Data shown:
* * * * *

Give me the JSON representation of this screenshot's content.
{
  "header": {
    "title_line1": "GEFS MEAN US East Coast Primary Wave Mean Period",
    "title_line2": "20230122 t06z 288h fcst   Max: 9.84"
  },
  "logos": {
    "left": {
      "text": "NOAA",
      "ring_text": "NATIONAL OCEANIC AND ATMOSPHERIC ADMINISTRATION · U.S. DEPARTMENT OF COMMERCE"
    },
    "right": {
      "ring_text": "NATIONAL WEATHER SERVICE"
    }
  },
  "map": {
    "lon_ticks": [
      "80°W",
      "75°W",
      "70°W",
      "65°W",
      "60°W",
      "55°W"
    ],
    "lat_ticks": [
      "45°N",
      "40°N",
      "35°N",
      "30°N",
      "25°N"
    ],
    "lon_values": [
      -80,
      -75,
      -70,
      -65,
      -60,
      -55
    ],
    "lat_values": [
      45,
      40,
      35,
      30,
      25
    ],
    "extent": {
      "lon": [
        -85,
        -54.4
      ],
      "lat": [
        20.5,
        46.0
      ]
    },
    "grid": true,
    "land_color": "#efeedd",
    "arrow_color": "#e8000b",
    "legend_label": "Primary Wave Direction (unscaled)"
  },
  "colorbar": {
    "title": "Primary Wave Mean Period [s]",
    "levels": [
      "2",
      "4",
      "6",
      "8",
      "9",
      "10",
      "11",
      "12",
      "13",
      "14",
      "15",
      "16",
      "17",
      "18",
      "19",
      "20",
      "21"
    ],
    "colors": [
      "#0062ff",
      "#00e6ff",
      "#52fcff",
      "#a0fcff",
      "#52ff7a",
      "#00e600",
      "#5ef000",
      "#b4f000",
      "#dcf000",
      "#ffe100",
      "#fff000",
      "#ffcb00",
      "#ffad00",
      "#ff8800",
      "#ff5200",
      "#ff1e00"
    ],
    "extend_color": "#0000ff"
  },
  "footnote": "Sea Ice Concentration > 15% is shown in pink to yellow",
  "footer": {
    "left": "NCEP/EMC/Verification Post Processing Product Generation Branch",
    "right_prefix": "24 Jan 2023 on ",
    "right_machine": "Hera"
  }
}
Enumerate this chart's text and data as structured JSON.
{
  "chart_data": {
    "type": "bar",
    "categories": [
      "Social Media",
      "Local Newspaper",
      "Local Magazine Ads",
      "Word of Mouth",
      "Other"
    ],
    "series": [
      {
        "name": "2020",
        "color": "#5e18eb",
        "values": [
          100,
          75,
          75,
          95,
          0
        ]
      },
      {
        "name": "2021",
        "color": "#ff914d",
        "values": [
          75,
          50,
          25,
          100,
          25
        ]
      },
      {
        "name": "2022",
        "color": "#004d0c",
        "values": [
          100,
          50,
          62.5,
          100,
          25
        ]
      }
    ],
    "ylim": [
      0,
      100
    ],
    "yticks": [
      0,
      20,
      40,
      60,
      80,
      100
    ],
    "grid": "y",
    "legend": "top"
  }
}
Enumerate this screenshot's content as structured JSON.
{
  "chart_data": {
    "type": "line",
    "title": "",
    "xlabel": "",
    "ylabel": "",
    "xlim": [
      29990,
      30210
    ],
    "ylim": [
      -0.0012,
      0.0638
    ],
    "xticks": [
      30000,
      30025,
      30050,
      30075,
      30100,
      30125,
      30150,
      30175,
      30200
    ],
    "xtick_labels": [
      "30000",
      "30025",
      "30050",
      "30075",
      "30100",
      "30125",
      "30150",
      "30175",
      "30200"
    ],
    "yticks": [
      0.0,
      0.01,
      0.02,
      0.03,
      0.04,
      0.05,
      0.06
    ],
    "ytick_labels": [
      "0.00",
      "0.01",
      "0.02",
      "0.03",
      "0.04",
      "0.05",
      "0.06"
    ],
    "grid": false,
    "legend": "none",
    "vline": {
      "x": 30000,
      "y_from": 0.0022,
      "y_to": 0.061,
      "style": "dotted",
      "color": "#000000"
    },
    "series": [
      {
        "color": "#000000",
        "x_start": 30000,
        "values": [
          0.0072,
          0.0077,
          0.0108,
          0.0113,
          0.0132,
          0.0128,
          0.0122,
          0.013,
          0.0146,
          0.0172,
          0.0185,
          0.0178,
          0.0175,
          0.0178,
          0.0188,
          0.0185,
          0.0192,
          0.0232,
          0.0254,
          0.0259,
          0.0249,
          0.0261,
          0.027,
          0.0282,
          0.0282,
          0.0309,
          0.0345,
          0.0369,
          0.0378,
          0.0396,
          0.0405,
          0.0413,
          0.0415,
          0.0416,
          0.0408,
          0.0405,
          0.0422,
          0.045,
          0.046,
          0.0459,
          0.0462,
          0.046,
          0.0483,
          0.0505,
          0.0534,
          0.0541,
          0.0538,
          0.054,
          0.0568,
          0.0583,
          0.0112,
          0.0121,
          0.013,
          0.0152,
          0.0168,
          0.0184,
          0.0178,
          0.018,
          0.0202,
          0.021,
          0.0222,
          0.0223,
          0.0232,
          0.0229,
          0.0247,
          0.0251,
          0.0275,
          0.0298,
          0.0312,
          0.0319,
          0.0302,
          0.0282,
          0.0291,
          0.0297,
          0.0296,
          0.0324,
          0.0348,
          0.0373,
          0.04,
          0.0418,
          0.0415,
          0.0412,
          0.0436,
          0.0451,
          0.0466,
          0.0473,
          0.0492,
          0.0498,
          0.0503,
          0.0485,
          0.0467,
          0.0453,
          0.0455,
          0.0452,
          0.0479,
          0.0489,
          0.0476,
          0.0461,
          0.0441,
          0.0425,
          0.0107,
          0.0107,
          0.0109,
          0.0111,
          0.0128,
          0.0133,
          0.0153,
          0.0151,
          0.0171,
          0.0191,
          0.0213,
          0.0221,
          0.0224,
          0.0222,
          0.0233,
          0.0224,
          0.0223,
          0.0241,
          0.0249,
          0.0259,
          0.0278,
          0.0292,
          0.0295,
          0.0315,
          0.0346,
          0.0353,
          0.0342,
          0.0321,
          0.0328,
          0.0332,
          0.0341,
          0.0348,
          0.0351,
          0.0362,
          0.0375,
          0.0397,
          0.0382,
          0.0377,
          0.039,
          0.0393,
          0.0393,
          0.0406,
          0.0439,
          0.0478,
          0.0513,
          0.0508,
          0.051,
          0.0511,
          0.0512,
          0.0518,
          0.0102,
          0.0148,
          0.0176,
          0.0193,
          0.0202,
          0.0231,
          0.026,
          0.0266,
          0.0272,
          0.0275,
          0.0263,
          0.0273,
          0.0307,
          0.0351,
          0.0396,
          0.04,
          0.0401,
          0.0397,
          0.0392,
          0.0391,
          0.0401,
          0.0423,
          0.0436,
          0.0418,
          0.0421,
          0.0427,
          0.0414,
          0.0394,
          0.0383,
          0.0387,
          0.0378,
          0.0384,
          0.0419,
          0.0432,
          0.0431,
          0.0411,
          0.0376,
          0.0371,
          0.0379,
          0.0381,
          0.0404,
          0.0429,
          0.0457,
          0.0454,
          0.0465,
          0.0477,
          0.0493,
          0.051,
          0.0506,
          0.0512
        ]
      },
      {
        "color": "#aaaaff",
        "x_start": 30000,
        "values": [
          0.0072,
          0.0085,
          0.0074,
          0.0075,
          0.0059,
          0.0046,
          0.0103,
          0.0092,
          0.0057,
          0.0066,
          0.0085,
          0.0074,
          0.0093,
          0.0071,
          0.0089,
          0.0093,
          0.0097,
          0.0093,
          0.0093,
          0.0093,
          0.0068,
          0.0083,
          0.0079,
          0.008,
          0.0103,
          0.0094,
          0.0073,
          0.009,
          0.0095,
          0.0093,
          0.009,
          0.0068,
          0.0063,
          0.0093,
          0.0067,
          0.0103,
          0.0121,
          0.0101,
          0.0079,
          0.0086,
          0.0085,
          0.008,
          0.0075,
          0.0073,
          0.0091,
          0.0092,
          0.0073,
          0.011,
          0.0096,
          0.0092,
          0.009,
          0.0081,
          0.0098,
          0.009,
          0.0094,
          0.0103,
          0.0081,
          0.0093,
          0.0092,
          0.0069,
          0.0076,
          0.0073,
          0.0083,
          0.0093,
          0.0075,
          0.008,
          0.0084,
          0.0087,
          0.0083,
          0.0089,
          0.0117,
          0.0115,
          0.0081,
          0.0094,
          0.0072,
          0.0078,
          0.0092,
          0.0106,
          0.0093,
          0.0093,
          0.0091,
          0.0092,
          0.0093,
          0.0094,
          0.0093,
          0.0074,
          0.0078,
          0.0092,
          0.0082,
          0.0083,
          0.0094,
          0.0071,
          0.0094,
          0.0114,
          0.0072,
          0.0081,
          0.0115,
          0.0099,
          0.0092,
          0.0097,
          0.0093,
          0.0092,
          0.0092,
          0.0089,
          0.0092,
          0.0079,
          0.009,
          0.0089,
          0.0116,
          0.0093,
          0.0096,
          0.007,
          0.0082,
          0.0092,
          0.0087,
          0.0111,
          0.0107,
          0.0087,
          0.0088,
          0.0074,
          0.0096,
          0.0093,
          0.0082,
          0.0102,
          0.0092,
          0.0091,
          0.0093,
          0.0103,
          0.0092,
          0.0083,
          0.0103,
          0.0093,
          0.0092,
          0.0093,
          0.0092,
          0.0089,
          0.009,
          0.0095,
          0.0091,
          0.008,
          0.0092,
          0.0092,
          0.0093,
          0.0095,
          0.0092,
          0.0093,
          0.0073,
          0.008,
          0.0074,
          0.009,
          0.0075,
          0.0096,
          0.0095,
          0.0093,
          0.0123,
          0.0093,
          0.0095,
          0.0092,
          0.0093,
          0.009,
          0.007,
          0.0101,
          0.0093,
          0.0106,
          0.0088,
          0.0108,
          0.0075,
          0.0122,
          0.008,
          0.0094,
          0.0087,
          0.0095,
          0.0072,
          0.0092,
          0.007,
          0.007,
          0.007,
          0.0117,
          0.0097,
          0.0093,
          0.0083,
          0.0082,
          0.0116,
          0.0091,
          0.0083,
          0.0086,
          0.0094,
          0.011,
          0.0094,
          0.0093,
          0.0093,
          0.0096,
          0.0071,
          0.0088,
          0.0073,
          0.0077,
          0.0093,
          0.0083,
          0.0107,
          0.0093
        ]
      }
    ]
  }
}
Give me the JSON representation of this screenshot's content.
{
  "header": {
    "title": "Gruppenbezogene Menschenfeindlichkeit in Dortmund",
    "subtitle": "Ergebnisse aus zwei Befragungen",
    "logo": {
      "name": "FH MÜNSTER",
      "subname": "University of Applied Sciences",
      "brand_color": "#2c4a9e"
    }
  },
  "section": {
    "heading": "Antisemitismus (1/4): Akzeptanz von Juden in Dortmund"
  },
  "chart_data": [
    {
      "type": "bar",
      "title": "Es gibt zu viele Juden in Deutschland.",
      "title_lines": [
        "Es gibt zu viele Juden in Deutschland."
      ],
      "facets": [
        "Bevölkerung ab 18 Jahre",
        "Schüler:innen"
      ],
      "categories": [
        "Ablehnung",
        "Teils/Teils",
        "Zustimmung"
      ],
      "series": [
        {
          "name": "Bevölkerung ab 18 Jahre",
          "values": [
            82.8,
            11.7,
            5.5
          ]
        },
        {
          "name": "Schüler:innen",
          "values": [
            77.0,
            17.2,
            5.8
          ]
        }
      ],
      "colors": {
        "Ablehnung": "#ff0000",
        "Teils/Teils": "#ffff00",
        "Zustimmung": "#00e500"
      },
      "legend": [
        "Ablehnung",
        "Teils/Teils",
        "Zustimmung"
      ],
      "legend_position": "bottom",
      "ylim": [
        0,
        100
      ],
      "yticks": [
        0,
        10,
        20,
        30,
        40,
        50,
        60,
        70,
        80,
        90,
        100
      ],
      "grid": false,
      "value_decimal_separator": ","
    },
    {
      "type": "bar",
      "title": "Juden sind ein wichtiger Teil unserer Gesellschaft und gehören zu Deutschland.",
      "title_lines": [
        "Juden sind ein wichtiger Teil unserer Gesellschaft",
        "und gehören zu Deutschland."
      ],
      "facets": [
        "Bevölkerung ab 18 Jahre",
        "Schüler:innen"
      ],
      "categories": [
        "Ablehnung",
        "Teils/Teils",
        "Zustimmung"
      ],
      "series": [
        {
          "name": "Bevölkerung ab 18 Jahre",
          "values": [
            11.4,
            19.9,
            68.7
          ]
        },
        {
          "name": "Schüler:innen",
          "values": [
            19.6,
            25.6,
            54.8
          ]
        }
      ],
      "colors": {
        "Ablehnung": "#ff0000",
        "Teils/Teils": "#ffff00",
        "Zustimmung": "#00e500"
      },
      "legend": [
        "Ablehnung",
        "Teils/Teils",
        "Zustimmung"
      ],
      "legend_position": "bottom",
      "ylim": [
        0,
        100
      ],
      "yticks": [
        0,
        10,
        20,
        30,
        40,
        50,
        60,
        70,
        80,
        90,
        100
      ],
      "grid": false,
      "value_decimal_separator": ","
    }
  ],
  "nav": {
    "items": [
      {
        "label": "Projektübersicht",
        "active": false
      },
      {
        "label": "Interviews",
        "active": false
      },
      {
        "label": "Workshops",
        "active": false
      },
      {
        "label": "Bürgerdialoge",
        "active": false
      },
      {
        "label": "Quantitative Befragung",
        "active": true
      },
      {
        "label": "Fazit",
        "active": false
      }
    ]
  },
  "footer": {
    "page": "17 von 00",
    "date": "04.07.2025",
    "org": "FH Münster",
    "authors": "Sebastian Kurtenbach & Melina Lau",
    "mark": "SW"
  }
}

* * * * *

Exercise task: What is the number of lines in the listing that include the word "Wave"? Give that number and nothing else.

Problem solution: 3